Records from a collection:
########################################

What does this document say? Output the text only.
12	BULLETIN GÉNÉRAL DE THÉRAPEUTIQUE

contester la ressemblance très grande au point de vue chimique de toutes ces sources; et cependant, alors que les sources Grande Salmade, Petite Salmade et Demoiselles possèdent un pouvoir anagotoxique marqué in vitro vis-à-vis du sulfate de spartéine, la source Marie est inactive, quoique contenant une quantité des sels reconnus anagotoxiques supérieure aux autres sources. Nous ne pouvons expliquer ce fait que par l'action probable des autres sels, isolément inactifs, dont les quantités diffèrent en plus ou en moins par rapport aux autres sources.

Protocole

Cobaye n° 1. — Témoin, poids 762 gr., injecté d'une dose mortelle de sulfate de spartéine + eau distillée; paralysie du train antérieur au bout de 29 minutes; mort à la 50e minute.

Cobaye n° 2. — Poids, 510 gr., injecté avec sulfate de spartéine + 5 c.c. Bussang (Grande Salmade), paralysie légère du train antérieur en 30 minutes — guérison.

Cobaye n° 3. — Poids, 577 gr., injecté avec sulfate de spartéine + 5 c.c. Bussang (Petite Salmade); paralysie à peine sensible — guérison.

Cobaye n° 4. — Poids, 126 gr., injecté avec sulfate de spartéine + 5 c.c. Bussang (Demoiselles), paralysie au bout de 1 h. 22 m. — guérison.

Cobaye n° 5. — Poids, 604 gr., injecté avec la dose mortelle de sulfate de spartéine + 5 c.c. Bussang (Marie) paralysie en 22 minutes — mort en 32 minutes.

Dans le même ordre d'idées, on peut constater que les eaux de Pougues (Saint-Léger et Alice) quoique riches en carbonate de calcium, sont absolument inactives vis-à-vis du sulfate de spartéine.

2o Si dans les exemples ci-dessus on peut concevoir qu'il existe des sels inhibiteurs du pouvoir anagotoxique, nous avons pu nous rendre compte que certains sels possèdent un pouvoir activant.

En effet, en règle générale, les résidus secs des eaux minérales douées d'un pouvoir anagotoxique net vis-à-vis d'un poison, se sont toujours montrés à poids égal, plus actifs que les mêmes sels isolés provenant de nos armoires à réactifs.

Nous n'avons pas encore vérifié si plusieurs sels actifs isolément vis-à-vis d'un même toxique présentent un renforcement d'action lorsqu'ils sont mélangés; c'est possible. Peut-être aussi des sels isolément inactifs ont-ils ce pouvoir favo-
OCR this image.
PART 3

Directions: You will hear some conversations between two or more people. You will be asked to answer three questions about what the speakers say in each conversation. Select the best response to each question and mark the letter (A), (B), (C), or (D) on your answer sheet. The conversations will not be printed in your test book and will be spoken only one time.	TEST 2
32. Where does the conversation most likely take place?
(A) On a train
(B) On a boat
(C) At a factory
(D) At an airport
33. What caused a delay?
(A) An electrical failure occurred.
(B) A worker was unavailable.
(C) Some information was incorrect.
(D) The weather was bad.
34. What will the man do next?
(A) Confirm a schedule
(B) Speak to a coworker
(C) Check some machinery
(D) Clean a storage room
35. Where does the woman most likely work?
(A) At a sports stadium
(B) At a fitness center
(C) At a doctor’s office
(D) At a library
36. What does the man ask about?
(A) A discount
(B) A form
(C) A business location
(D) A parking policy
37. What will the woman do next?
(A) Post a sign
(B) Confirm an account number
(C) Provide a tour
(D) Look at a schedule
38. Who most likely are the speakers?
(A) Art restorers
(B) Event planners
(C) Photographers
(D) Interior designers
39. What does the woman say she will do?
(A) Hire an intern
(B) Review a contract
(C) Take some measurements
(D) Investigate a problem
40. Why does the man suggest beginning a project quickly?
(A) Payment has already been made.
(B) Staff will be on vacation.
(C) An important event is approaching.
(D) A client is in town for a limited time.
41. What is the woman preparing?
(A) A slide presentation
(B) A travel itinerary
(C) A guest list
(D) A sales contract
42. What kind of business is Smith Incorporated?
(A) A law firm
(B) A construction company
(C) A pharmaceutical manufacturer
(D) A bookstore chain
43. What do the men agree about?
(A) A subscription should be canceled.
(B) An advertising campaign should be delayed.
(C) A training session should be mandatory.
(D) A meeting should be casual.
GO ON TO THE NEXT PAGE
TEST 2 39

########################################

EXERCISE BRIEF — In the entries above, find every line holding the word "mortelle" and copy it out.

WORKED ANSWER —
Cobaye n° 1. — Témoin, poids 762 gr., injecté d'une dose mortelle de sulfate de spartéine + eau distillée; paralysie du train antérieur au bout de 29 minutes; mort à la 50e minute.
Cobaye n° 5. — Poids, 604 gr., injecté avec la dose mortelle de sulfate de spartéine + 5 c.c. Bussang (Marie) paralysie en 22 minutes — mort en 32 minutes.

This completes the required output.